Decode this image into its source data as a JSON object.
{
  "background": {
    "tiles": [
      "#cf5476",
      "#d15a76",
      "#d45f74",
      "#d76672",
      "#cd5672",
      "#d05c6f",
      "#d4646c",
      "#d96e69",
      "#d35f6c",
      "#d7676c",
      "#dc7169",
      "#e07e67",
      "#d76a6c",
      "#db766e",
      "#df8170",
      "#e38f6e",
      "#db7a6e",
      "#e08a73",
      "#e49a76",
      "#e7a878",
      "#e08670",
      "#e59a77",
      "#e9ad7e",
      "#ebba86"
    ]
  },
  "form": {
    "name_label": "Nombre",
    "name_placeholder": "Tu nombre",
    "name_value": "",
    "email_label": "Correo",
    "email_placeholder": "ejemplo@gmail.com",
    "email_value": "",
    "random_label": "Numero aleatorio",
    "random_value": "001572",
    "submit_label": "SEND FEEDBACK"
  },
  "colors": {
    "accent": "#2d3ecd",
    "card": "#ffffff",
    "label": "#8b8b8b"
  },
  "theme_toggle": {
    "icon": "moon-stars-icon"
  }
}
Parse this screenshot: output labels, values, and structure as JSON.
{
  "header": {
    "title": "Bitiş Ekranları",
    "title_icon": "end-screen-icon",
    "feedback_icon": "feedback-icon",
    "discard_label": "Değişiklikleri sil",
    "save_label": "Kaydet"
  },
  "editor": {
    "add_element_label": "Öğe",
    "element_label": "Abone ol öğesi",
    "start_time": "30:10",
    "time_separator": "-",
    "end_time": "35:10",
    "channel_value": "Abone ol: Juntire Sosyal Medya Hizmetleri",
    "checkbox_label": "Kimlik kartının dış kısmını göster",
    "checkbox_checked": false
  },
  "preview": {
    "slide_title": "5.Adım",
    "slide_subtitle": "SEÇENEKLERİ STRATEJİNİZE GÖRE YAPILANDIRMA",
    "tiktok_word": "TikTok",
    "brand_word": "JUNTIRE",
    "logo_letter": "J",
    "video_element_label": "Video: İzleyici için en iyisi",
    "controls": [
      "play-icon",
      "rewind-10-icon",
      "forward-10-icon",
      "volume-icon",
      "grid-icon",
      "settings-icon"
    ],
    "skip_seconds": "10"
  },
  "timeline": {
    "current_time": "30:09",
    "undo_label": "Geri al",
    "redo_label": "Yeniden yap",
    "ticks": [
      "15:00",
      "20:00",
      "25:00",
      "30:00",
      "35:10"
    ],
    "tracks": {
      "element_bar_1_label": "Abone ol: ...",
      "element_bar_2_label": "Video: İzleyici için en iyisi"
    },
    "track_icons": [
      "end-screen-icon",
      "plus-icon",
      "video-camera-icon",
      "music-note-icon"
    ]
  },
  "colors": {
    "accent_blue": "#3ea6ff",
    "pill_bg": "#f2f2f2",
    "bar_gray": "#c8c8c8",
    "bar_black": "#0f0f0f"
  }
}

■ Description of the task
Give an exact repetition of all the material.

■ Correct output
Decode this image into its source data as a JSON object.
{
  "background": {
    "tiles": [
      "#cf5476",
      "#d15a76",
      "#d45f74",
      "#d76672",
      "#cd5672",
      "#d05c6f",
      "#d4646c",
      "#d96e69",
      "#d35f6c",
      "#d7676c",
      "#dc7169",
      "#e07e67",
      "#d76a6c",
      "#db766e",
      "#df8170",
      "#e38f6e",
      "#db7a6e",
      "#e08a73",
      "#e49a76",
      "#e7a878",
      "#e08670",
      "#e59a77",
      "#e9ad7e",
      "#ebba86"
    ]
  },
  "form": {
    "name_label": "Nombre",
    "name_placeholder": "Tu nombre",
    "name_value": "",
    "email_label": "Correo",
    "email_placeholder": "ejemplo@gmail.com",
    "email_value": "",
    "random_label": "Numero aleatorio",
    "random_value": "001572",
    "submit_label": "SEND FEEDBACK"
  },
  "colors": {
    "accent": "#2d3ecd",
    "card": "#ffffff",
    "label": "#8b8b8b"
  },
  "theme_toggle": {
    "icon": "moon-stars-icon"
  }
}
Parse this screenshot: output labels, values, and structure as JSON.
{
  "header": {
    "title": "Bitiş Ekranları",
    "title_icon": "end-screen-icon",
    "feedback_icon": "feedback-icon",
    "discard_label": "Değişiklikleri sil",
    "save_label": "Kaydet"
  },
  "editor": {
    "add_element_label": "Öğe",
    "element_label": "Abone ol öğesi",
    "start_time": "30:10",
    "time_separator": "-",
    "end_time": "35:10",
    "channel_value": "Abone ol: Juntire Sosyal Medya Hizmetleri",
    "checkbox_label": "Kimlik kartının dış kısmını göster",
    "checkbox_checked": false
  },
  "preview": {
    "slide_title": "5.Adım",
    "slide_subtitle": "SEÇENEKLERİ STRATEJİNİZE GÖRE YAPILANDIRMA",
    "tiktok_word": "TikTok",
    "brand_word": "JUNTIRE",
    "logo_letter": "J",
    "video_element_label": "Video: İzleyici için en iyisi",
    "controls": [
      "play-icon",
      "rewind-10-icon",
      "forward-10-icon",
      "volume-icon",
      "grid-icon",
      "settings-icon"
    ],
    "skip_seconds": "10"
  },
  "timeline": {
    "current_time": "30:09",
    "undo_label": "Geri al",
    "redo_label": "Yeniden yap",
    "ticks": [
      "15:00",
      "20:00",
      "25:00",
      "30:00",
      "35:10"
    ],
    "tracks": {
      "element_bar_1_label": "Abone ol: ...",
      "element_bar_2_label": "Video: İzleyici için en iyisi"
    },
    "track_icons": [
      "end-screen-icon",
      "plus-icon",
      "video-camera-icon",
      "music-note-icon"
    ]
  },
  "colors": {
    "accent_blue": "#3ea6ff",
    "pill_bg": "#f2f2f2",
    "bar_gray": "#c8c8c8",
    "bar_black": "#0f0f0f"
  }
}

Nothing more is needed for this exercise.